RECORD LIST
>> Begin

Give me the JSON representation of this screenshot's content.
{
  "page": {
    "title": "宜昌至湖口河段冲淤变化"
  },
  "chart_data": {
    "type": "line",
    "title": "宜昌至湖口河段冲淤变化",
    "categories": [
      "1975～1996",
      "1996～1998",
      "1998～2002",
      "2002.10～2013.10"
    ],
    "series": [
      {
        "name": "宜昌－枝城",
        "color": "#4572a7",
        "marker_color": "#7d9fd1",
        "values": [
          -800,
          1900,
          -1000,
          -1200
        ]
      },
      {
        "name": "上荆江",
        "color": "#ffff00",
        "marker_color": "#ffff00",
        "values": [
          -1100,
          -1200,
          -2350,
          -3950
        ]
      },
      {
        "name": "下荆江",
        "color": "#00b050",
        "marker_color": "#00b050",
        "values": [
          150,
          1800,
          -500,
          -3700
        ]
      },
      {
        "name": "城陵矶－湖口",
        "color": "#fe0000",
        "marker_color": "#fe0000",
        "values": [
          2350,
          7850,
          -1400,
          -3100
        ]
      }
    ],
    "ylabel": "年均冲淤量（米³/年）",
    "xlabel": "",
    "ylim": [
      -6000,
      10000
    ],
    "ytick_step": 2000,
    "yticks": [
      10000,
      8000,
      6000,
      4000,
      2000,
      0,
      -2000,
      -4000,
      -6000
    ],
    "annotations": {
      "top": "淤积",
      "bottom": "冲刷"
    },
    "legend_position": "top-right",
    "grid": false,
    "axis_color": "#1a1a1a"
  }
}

>> End

TASK GOAL
Above are some records; extract every one of them exactly.

ANSWER TO THIS TASK
Give me the JSON representation of this screenshot's content.
{
  "page": {
    "title": "宜昌至湖口河段冲淤变化"
  },
  "chart_data": {
    "type": "line",
    "title": "宜昌至湖口河段冲淤变化",
    "categories": [
      "1975～1996",
      "1996～1998",
      "1998～2002",
      "2002.10～2013.10"
    ],
    "series": [
      {
        "name": "宜昌－枝城",
        "color": "#4572a7",
        "marker_color": "#7d9fd1",
        "values": [
          -800,
          1900,
          -1000,
          -1200
        ]
      },
      {
        "name": "上荆江",
        "color": "#ffff00",
        "marker_color": "#ffff00",
        "values": [
          -1100,
          -1200,
          -2350,
          -3950
        ]
      },
      {
        "name": "下荆江",
        "color": "#00b050",
        "marker_color": "#00b050",
        "values": [
          150,
          1800,
          -500,
          -3700
        ]
      },
      {
        "name": "城陵矶－湖口",
        "color": "#fe0000",
        "marker_color": "#fe0000",
        "values": [
          2350,
          7850,
          -1400,
          -3100
        ]
      }
    ],
    "ylabel": "年均冲淤量（米³/年）",
    "xlabel": "",
    "ylim": [
      -6000,
      10000
    ],
    "ytick_step": 2000,
    "yticks": [
      10000,
      8000,
      6000,
      4000,
      2000,
      0,
      -2000,
      -4000,
      -6000
    ],
    "annotations": {
      "top": "淤积",
      "bottom": "冲刷"
    },
    "legend_position": "top-right",
    "grid": false,
    "axis_color": "#1a1a1a"
  }
}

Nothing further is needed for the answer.